SOURCE DATA:
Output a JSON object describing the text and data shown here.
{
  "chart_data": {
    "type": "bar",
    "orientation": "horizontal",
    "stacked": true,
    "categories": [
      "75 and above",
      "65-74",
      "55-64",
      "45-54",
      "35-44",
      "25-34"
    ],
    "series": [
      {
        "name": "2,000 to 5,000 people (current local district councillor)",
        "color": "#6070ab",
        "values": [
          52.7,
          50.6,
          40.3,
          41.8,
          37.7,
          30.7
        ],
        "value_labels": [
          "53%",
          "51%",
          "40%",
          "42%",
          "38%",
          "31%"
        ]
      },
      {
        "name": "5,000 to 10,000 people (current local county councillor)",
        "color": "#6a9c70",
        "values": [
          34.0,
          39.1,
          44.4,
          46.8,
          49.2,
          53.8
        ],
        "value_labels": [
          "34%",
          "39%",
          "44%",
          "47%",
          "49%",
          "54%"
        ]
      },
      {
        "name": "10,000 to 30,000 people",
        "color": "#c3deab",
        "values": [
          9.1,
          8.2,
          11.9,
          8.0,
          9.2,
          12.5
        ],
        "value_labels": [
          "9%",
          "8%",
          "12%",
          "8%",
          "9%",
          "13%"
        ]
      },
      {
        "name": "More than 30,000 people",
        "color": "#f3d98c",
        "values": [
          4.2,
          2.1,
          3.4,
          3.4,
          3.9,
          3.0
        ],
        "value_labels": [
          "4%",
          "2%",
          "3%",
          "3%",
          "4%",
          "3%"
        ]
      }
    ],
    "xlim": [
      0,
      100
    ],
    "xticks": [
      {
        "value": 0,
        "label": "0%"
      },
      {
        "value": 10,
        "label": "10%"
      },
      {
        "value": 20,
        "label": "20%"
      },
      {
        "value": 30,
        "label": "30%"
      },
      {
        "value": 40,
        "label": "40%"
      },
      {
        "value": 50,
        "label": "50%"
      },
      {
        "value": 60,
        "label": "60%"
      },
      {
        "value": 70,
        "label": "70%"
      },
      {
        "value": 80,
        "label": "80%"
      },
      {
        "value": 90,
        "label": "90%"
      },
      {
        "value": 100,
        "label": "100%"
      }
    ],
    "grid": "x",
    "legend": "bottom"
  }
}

PROBLEM TO SOLVE:
The lines to collect are those holding the string "people"; copy them all.

SOLUTION:
        "name": "2,000 to 5,000 people (current local district councillor)",
        "name": "5,000 to 10,000 people (current local county councillor)",
        "name": "10,000 to 30,000 people",
        "name": "More than 30,000 people",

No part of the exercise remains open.